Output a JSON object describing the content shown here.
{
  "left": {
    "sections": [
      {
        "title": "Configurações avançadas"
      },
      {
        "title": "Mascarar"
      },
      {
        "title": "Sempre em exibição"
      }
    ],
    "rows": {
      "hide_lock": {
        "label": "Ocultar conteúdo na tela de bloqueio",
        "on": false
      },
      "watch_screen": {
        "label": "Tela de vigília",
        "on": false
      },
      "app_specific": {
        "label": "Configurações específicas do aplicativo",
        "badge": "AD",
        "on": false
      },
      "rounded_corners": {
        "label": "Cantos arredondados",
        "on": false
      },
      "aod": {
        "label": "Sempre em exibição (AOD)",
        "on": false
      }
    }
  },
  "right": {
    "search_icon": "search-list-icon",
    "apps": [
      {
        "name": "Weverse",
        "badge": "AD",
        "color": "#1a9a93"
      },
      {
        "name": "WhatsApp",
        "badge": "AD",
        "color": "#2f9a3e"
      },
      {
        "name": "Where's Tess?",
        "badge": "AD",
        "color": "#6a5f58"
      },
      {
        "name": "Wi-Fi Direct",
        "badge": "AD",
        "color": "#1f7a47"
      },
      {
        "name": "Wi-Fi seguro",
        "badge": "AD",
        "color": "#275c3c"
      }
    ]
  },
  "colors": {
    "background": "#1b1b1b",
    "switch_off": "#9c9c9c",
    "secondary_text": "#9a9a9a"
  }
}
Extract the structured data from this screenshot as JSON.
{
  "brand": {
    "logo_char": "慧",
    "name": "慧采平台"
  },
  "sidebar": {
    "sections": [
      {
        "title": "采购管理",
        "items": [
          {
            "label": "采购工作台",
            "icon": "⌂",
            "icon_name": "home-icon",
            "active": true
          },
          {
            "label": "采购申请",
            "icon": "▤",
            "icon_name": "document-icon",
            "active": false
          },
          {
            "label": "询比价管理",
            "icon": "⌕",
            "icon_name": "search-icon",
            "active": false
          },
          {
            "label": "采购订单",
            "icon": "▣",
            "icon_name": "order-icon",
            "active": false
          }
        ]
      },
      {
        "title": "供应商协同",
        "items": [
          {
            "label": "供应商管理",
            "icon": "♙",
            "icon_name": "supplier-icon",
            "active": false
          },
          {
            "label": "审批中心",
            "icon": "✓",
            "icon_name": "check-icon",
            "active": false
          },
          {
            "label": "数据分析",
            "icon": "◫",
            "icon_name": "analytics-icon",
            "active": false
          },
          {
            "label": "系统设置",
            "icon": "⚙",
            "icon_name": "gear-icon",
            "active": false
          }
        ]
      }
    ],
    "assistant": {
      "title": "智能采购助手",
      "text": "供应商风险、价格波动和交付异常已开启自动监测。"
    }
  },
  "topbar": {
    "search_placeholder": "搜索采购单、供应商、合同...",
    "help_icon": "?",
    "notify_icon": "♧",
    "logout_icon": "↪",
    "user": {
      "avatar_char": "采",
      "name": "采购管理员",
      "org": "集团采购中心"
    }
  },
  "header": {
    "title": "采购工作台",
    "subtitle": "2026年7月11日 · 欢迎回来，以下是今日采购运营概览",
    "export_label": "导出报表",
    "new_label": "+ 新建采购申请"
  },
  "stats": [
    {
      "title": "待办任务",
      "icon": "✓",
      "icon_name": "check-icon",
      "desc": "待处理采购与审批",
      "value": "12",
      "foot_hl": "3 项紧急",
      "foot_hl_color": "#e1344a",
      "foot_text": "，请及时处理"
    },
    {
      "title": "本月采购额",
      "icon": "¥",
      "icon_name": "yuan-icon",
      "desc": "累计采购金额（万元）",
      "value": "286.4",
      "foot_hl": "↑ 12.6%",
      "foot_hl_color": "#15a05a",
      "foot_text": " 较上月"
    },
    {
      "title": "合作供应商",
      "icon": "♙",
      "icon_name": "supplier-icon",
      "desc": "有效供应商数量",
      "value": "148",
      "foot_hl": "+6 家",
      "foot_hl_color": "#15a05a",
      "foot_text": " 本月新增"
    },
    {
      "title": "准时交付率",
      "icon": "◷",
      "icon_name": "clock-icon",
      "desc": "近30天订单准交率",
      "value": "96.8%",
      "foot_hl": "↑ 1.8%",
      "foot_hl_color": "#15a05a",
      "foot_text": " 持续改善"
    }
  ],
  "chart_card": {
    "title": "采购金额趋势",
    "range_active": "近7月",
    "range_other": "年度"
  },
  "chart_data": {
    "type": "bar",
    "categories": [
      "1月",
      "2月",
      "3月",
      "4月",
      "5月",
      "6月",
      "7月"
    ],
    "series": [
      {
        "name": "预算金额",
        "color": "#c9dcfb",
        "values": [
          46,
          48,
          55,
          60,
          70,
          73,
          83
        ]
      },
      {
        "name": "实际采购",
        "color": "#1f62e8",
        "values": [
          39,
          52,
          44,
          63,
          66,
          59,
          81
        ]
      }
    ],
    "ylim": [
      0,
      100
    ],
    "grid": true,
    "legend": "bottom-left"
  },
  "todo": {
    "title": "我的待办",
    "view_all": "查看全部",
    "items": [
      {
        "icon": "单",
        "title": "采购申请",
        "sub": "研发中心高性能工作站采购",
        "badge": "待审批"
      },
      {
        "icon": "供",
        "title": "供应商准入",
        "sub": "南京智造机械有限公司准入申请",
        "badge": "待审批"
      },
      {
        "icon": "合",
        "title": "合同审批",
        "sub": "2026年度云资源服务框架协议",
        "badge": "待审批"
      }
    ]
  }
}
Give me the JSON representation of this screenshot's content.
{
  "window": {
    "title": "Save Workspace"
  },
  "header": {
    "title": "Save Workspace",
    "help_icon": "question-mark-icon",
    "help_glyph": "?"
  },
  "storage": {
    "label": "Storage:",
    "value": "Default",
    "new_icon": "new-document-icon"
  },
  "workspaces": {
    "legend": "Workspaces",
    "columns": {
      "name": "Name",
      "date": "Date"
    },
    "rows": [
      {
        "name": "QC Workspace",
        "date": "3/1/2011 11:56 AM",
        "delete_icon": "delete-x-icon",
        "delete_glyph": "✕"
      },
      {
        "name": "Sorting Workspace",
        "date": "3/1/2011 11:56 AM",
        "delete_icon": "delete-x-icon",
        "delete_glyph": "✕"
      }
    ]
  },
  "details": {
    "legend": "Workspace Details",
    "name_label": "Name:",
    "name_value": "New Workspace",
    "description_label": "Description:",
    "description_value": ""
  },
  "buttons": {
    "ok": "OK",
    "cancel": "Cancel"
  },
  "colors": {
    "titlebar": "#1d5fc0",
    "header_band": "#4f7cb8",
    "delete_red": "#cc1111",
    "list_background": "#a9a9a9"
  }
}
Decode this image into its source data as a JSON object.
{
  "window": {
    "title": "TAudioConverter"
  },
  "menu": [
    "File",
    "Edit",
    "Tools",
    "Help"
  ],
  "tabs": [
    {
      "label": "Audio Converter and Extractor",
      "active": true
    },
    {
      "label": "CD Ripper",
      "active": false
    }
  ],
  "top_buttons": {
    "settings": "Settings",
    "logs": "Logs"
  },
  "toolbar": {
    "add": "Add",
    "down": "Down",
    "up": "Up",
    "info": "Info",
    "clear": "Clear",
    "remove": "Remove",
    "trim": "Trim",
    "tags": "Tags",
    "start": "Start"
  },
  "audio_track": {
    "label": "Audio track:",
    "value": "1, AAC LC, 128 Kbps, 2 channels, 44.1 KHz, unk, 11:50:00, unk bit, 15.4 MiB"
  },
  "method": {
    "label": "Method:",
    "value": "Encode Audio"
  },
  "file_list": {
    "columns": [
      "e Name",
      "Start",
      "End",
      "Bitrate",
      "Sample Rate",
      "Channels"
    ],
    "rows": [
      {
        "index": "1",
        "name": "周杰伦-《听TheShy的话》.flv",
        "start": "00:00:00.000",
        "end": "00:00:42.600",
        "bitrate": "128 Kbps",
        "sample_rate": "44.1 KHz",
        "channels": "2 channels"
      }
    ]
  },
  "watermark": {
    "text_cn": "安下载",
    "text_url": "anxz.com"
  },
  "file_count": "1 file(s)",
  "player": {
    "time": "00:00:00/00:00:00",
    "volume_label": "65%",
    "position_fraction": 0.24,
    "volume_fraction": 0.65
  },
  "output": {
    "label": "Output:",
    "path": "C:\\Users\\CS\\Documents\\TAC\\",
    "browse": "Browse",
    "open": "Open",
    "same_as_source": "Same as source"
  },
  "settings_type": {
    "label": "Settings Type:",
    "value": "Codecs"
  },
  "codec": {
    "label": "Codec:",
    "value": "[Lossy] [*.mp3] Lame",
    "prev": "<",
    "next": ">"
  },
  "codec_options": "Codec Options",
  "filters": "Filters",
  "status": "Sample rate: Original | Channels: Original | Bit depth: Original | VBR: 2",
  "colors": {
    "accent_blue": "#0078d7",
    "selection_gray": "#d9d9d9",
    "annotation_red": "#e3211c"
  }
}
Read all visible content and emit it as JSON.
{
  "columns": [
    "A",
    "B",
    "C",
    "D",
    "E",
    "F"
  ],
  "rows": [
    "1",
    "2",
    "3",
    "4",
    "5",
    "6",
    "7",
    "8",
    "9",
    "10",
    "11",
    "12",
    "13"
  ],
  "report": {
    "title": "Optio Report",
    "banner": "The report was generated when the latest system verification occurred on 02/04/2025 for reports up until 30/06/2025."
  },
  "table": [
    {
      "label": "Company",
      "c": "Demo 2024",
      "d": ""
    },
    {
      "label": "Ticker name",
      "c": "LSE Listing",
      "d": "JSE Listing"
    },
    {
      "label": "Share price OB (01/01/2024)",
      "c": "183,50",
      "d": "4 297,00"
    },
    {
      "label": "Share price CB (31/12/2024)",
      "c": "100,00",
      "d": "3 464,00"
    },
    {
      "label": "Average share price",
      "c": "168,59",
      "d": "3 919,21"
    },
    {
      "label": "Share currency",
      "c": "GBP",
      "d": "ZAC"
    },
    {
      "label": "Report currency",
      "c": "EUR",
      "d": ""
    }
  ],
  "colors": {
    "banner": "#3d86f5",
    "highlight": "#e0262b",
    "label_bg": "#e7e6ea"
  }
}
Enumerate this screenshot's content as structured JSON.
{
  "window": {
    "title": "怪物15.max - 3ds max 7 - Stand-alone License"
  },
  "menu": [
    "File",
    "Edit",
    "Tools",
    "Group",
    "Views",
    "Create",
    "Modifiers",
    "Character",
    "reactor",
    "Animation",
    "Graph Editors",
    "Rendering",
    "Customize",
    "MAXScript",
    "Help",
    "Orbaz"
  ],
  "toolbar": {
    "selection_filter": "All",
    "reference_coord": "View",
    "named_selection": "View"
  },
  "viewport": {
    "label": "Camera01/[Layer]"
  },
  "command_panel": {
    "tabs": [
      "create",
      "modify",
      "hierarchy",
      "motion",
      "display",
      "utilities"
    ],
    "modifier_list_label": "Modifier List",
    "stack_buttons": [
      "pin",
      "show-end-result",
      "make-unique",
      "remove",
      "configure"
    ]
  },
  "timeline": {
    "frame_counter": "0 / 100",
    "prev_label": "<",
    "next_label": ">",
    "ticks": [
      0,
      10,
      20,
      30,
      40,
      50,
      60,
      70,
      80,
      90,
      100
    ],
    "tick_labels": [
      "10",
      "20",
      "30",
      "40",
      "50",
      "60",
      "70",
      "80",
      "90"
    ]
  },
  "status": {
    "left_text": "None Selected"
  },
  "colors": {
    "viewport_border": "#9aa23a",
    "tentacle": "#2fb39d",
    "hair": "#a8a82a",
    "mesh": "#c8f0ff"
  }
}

§ **PROBLEM DETAILS**: Find the lines with the string "check" and reproduce them.

§ **TASK RESULT**:
            "icon_name": "check-icon",
      "icon_name": "check-icon",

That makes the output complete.